DIRECTIONS
Turn the lines below into a JSON list of strings with one string per line. Skip any blank lines and leave the pictures out.

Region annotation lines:
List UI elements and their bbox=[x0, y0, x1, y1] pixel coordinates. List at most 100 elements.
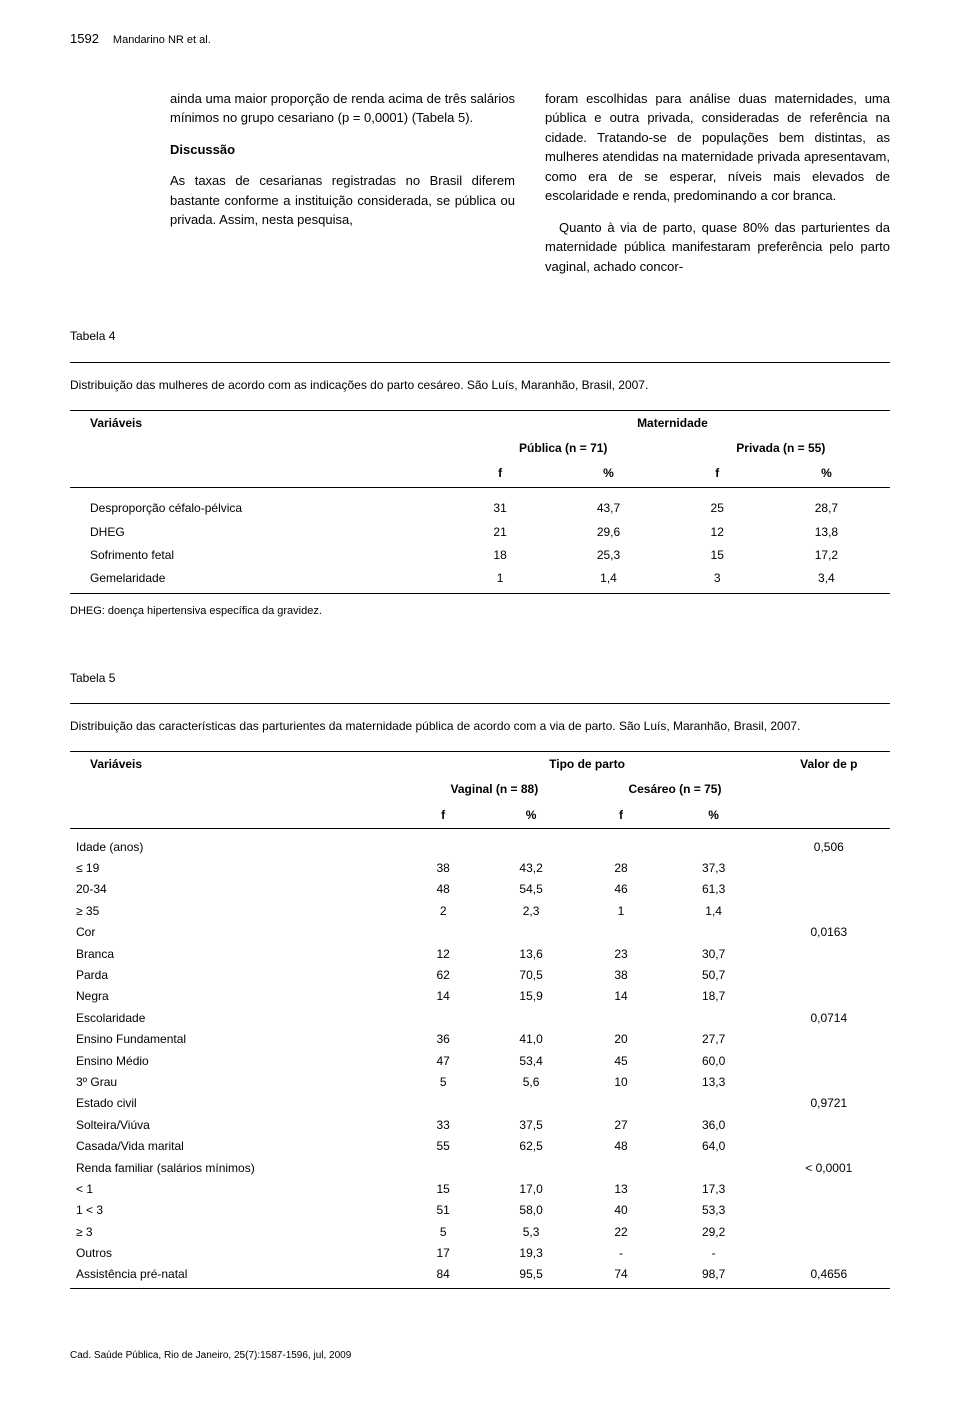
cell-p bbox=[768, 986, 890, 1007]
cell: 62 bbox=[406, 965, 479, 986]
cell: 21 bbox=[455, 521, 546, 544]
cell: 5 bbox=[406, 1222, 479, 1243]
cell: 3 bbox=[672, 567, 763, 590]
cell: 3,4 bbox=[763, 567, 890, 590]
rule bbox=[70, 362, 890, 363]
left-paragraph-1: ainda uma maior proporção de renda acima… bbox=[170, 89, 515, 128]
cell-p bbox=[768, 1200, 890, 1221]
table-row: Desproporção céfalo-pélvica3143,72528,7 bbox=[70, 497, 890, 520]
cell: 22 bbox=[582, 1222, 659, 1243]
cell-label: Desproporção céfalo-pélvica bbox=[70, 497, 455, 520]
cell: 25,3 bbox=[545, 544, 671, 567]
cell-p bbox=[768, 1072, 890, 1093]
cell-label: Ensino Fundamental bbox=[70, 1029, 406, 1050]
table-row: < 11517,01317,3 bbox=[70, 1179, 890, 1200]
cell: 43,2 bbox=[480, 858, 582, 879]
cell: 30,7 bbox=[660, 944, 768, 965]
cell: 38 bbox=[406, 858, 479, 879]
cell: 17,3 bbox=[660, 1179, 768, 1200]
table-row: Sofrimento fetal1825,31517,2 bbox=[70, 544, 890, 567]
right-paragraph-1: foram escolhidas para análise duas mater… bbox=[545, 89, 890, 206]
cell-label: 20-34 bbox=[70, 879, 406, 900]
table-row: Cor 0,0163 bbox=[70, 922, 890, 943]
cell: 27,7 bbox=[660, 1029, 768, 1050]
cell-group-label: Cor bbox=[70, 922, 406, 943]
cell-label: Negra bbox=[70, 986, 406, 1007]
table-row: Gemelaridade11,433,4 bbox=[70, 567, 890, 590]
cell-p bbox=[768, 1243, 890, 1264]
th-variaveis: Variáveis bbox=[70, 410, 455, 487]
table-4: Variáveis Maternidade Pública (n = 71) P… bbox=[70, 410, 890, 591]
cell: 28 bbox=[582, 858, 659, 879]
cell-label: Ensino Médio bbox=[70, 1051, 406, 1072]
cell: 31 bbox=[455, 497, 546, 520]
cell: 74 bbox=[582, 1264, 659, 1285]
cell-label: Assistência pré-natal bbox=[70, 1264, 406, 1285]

ANSWER IN FULL
[
  "List UI elements and their bbox=[x0, y0, x1, y1] pixel coordinates. List at most 100 elements.",
  "cell-p bbox=[768, 986, 890, 1007]",
  "cell: 62 bbox=[406, 965, 479, 986]",
  "cell: 21 bbox=[455, 521, 546, 544]",
  "cell: 5 bbox=[406, 1222, 479, 1243]",
  "cell: 3 bbox=[672, 567, 763, 590]",
  "cell: 3,4 bbox=[763, 567, 890, 590]",
  "rule bbox=[70, 362, 890, 363]",
  "left-paragraph-1: ainda uma maior proporção de renda acima… bbox=[170, 89, 515, 128]",
  "cell-p bbox=[768, 1200, 890, 1221]",
  "table-row: Desproporção céfalo-pélvica3143,72528,7 bbox=[70, 497, 890, 520]",
  "cell: 22 bbox=[582, 1222, 659, 1243]",
  "cell-label: Desproporção céfalo-pélvica bbox=[70, 497, 455, 520]",
  "cell: 25,3 bbox=[545, 544, 671, 567]",
  "cell-p bbox=[768, 1072, 890, 1093]",
  "cell-label: Ensino Fundamental bbox=[70, 1029, 406, 1050]",
  "table-row: < 11517,01317,3 bbox=[70, 1179, 890, 1200]",
  "cell: 43,2 bbox=[480, 858, 582, 879]",
  "cell: 30,7 bbox=[660, 944, 768, 965]",
  "cell: 38 bbox=[406, 858, 479, 879]",
  "cell: 17,3 bbox=[660, 1179, 768, 1200]",
  "table-row: Sofrimento fetal1825,31517,2 bbox=[70, 544, 890, 567]",
  "right-paragraph-1: foram escolhidas para análise duas mater… bbox=[545, 89, 890, 206]",
  "cell-label: 20-34 bbox=[70, 879, 406, 900]",
  "table-row: Cor 0,0163 bbox=[70, 922, 890, 943]",
  "cell: 27,7 bbox=[660, 1029, 768, 1050]",
  "cell-group-label: Cor bbox=[70, 922, 406, 943]",
  "cell-label: Negra bbox=[70, 986, 406, 1007]",
  "table-row: Gemelaridade11,433,4 bbox=[70, 567, 890, 590]",
  "cell-p bbox=[768, 1243, 890, 1264]",
  "th-variaveis: Variáveis bbox=[70, 410, 455, 487]",
  "table-4: Variáveis Maternidade Pública (n = 71) P… bbox=[70, 410, 890, 591]",
  "cell: 28 bbox=[582, 858, 659, 879]",
  "cell-label: Ensino Médio bbox=[70, 1051, 406, 1072]",
  "cell: 31 bbox=[455, 497, 546, 520]",
  "cell: 74 bbox=[582, 1264, 659, 1285]",
  "cell-label: Assistência pré-natal bbox=[70, 1264, 406, 1285]"
]